Entries
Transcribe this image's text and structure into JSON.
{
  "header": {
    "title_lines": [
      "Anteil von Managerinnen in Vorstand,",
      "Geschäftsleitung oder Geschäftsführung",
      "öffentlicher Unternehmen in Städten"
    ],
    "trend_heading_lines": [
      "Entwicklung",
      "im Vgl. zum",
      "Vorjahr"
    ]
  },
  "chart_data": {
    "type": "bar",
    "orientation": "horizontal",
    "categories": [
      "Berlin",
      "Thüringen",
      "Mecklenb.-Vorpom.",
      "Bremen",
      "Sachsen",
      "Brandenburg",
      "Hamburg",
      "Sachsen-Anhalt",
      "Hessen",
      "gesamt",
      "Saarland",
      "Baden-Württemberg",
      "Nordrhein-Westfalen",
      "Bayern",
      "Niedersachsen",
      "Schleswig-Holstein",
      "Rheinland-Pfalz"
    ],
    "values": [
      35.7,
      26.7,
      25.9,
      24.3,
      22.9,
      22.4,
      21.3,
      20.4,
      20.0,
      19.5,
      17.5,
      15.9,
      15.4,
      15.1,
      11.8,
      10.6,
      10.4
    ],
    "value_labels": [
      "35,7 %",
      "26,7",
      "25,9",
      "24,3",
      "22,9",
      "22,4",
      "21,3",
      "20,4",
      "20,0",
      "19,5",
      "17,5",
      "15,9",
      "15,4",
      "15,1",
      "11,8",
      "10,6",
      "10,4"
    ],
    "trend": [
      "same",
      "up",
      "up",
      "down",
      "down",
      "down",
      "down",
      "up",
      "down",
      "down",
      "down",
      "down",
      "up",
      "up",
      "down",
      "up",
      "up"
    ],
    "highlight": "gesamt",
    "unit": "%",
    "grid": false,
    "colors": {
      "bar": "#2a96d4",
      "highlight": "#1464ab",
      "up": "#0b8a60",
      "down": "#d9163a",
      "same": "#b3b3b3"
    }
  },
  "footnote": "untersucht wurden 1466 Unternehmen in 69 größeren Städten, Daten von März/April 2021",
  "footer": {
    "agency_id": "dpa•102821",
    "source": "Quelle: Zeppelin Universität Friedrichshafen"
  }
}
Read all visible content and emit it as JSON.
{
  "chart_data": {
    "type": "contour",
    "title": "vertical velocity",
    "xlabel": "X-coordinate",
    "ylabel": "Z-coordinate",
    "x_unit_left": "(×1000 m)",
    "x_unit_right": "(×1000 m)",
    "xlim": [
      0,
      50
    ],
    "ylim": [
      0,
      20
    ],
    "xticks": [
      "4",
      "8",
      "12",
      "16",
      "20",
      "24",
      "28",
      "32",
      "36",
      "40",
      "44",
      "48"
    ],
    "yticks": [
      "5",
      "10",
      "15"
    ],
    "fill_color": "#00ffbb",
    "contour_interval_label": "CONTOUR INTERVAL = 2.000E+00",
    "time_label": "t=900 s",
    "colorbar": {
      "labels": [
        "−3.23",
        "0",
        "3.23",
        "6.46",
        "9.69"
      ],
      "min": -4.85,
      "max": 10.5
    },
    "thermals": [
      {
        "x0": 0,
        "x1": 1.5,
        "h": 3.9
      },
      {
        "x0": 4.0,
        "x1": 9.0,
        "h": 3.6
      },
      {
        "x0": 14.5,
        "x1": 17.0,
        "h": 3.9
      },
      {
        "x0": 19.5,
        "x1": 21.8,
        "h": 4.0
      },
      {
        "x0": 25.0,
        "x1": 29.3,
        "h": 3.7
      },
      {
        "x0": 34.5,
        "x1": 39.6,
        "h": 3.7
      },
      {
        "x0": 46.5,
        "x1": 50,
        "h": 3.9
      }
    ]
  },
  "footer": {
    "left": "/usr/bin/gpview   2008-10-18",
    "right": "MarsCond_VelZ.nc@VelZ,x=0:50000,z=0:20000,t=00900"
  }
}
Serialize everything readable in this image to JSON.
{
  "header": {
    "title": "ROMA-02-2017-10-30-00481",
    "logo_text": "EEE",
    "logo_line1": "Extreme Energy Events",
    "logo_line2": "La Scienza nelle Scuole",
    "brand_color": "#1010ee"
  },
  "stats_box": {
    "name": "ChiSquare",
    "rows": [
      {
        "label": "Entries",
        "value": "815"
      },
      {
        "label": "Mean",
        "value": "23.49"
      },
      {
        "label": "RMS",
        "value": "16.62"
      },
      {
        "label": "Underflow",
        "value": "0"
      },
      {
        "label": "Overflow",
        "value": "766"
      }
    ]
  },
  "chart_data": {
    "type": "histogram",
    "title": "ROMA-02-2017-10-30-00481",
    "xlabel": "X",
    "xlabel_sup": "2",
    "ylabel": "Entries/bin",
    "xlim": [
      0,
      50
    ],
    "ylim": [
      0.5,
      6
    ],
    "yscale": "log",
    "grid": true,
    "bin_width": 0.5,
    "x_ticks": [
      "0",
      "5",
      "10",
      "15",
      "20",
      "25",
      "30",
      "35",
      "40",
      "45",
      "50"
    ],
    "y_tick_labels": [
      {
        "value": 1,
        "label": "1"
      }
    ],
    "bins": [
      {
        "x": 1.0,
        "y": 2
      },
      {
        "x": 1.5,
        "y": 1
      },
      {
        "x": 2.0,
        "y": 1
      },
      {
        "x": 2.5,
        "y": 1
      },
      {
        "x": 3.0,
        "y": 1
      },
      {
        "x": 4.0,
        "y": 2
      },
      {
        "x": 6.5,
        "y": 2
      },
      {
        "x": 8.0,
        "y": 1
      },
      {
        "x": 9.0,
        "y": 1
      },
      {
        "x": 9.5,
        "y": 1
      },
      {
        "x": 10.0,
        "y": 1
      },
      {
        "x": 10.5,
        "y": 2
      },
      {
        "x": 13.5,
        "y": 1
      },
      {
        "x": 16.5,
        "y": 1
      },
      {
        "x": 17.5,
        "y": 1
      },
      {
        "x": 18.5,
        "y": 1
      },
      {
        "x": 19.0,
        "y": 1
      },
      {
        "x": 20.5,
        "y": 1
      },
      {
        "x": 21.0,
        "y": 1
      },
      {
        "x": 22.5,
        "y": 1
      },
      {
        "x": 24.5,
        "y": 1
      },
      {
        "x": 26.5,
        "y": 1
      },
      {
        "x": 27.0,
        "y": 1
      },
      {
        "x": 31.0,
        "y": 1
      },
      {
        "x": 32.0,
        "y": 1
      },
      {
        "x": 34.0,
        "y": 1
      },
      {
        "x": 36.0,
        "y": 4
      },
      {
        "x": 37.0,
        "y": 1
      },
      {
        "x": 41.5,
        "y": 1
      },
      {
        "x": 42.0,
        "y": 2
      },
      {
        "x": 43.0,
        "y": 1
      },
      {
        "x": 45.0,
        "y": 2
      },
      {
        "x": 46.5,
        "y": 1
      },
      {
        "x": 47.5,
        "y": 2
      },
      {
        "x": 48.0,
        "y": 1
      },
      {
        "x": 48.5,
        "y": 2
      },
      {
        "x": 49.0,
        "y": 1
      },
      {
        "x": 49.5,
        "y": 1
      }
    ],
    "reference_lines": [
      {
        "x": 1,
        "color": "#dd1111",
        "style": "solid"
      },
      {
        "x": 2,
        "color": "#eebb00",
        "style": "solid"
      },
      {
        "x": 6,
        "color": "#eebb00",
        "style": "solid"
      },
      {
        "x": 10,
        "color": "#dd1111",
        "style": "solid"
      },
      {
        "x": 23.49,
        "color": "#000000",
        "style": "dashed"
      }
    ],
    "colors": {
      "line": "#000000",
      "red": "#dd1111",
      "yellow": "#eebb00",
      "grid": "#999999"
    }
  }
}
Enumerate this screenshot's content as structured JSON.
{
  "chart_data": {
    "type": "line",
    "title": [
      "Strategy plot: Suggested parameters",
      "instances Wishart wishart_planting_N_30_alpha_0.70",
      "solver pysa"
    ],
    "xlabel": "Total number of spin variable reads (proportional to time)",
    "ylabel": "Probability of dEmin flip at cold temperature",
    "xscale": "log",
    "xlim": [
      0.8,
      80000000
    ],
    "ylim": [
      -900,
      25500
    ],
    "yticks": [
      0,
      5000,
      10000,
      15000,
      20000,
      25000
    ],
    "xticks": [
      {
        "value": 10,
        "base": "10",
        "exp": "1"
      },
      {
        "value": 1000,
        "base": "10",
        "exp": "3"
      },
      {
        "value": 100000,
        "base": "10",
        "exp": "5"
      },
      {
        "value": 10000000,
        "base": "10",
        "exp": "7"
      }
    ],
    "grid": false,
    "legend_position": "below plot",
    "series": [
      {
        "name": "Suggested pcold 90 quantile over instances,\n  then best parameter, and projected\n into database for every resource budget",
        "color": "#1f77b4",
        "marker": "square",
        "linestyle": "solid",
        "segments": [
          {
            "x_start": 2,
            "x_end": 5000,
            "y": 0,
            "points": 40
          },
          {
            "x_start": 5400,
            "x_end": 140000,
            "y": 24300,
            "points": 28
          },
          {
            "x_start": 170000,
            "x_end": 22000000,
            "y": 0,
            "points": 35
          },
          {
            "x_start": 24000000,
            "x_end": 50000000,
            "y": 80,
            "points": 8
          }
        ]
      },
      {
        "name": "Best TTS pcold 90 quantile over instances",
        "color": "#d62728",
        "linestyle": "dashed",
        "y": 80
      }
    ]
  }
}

Problem description
Go through the records. Copy each line where "coordinate" appears.

Result of the task
    "xlabel": "X-coordinate",
    "ylabel": "Z-coordinate",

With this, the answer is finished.